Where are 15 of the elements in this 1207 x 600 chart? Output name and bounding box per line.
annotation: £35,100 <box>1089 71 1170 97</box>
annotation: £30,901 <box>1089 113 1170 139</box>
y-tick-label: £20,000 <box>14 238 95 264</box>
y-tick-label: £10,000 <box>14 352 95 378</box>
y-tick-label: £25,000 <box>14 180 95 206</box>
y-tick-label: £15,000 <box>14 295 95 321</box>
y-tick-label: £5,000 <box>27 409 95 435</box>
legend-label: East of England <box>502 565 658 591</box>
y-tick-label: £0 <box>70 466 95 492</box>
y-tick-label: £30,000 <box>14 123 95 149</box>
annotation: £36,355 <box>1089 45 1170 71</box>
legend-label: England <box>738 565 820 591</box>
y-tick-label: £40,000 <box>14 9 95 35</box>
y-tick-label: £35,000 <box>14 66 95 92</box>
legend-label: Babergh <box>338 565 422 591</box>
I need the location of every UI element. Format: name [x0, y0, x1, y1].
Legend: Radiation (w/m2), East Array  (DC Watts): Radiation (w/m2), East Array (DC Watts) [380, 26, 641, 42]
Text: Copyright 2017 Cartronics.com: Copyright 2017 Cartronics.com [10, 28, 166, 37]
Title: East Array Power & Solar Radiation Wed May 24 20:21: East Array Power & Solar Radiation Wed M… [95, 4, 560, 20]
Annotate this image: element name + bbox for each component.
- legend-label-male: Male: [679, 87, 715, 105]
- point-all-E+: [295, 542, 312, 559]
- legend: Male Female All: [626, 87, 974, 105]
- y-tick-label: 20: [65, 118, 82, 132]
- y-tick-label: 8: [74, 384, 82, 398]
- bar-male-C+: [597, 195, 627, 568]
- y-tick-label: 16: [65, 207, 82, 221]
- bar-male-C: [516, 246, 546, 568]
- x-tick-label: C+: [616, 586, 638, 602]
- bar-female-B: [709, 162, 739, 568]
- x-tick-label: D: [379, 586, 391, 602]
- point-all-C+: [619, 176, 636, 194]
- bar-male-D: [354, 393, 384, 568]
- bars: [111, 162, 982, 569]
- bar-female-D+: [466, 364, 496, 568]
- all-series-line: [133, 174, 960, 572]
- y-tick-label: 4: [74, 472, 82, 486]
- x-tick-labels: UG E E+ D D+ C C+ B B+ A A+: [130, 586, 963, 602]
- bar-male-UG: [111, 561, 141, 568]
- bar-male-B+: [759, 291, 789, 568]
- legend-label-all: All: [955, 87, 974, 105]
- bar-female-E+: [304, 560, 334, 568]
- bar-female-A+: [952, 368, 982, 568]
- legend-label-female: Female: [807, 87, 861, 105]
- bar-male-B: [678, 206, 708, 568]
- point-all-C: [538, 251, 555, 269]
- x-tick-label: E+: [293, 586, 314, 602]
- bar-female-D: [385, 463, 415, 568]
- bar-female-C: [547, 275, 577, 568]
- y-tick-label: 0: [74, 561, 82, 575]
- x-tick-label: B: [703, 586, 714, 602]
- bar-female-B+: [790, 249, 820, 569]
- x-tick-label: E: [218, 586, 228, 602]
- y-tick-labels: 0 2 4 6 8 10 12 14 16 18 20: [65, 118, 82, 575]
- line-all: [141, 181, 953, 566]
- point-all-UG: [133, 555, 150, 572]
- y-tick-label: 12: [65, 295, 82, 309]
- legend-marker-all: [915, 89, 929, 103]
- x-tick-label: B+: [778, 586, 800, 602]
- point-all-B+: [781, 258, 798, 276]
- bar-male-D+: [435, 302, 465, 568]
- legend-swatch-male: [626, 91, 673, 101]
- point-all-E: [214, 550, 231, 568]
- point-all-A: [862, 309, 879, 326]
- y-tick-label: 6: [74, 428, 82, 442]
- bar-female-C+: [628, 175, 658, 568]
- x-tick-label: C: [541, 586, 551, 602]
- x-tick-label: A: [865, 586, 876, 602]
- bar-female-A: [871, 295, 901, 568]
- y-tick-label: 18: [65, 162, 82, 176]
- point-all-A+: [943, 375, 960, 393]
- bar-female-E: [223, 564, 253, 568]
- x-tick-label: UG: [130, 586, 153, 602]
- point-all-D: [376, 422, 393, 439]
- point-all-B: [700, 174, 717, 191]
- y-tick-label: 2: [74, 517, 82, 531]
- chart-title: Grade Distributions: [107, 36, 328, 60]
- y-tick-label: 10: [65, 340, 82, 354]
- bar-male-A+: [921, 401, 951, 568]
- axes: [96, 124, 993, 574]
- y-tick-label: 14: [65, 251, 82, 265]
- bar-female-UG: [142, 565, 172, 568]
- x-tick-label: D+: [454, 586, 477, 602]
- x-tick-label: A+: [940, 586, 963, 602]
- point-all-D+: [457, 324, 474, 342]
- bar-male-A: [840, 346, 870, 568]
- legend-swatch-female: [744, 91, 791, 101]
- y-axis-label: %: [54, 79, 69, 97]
============================================================
**REQUIRED WORK**
Copy out every line of the records above word for word, from the first line to the last.

**TASK RESPONSE**
Where are 15 of the elements in this 1207 x 600 chart? Output name and bounding box per line.
annotation: £35,100 <box>1089 71 1170 97</box>
annotation: £30,901 <box>1089 113 1170 139</box>
y-tick-label: £20,000 <box>14 238 95 264</box>
y-tick-label: £10,000 <box>14 352 95 378</box>
y-tick-label: £25,000 <box>14 180 95 206</box>
y-tick-label: £15,000 <box>14 295 95 321</box>
y-tick-label: £5,000 <box>27 409 95 435</box>
legend-label: East of England <box>502 565 658 591</box>
y-tick-label: £0 <box>70 466 95 492</box>
y-tick-label: £30,000 <box>14 123 95 149</box>
annotation: £36,355 <box>1089 45 1170 71</box>
legend-label: England <box>738 565 820 591</box>
y-tick-label: £40,000 <box>14 9 95 35</box>
y-tick-label: £35,000 <box>14 66 95 92</box>
legend-label: Babergh <box>338 565 422 591</box>
I need the location of every UI element. Format: name [x0, y0, x1, y1].
Legend: Radiation (w/m2), East Array  (DC Watts): Radiation (w/m2), East Array (DC Watts) [380, 26, 641, 42]
Text: Copyright 2017 Cartronics.com: Copyright 2017 Cartronics.com [10, 28, 166, 37]
Title: East Array Power & Solar Radiation Wed May 24 20:21: East Array Power & Solar Radiation Wed M… [95, 4, 560, 20]
Annotate this image: element name + bbox for each component.
- legend-label-male: Male: [679, 87, 715, 105]
- point-all-E+: [295, 542, 312, 559]
- legend: Male Female All: [626, 87, 974, 105]
- y-tick-label: 20: [65, 118, 82, 132]
- y-tick-label: 8: [74, 384, 82, 398]
- bar-male-C+: [597, 195, 627, 568]
- y-tick-label: 16: [65, 207, 82, 221]
- bar-male-C: [516, 246, 546, 568]
- x-tick-label: C+: [616, 586, 638, 602]
- bar-female-B: [709, 162, 739, 568]
- x-tick-label: D: [379, 586, 391, 602]
- point-all-C+: [619, 176, 636, 194]
- bar-male-D: [354, 393, 384, 568]
- bars: [111, 162, 982, 569]
- bar-female-D+: [466, 364, 496, 568]
- all-series-line: [133, 174, 960, 572]
- y-tick-label: 4: [74, 472, 82, 486]
- x-tick-labels: UG E E+ D D+ C C+ B B+ A A+: [130, 586, 963, 602]
- bar-male-UG: [111, 561, 141, 568]
- bar-male-B+: [759, 291, 789, 568]
- legend-label-all: All: [955, 87, 974, 105]
- bar-female-E+: [304, 560, 334, 568]
- bar-female-A+: [952, 368, 982, 568]
- legend-label-female: Female: [807, 87, 861, 105]
- bar-male-B: [678, 206, 708, 568]
- point-all-C: [538, 251, 555, 269]
- x-tick-label: E+: [293, 586, 314, 602]
- bar-female-D: [385, 463, 415, 568]
- bar-female-C: [547, 275, 577, 568]
- y-tick-label: 0: [74, 561, 82, 575]
- x-tick-label: B: [703, 586, 714, 602]
- bar-female-B+: [790, 249, 820, 569]
- x-tick-label: E: [218, 586, 228, 602]
- y-tick-labels: 0 2 4 6 8 10 12 14 16 18 20: [65, 118, 82, 575]
- line-all: [141, 181, 953, 566]
- point-all-UG: [133, 555, 150, 572]
- y-tick-label: 12: [65, 295, 82, 309]
- legend-marker-all: [915, 89, 929, 103]
- x-tick-label: B+: [778, 586, 800, 602]
- point-all-B+: [781, 258, 798, 276]
- bar-male-D+: [435, 302, 465, 568]
- legend-swatch-male: [626, 91, 673, 101]
- point-all-E: [214, 550, 231, 568]
- point-all-A: [862, 309, 879, 326]
- y-tick-label: 6: [74, 428, 82, 442]
- bar-female-C+: [628, 175, 658, 568]
- x-tick-label: C: [541, 586, 551, 602]
- x-tick-label: A: [865, 586, 876, 602]
- bar-female-A: [871, 295, 901, 568]
- y-tick-label: 18: [65, 162, 82, 176]
- point-all-A+: [943, 375, 960, 393]
- bar-female-E: [223, 564, 253, 568]
- x-tick-label: UG: [130, 586, 153, 602]
- point-all-D: [376, 422, 393, 439]
- point-all-B: [700, 174, 717, 191]
- y-tick-label: 2: [74, 517, 82, 531]
- chart-title: Grade Distributions: [107, 36, 328, 60]
- y-tick-label: 10: [65, 340, 82, 354]
- bar-male-A+: [921, 401, 951, 568]
- axes: [96, 124, 993, 574]
- y-tick-label: 14: [65, 251, 82, 265]
- bar-female-UG: [142, 565, 172, 568]
- x-tick-label: D+: [454, 586, 477, 602]
- x-tick-label: A+: [940, 586, 963, 602]
- point-all-D+: [457, 324, 474, 342]
- bar-male-A: [840, 346, 870, 568]
- legend-swatch-female: [744, 91, 791, 101]
- y-axis-label: %: [54, 79, 69, 97]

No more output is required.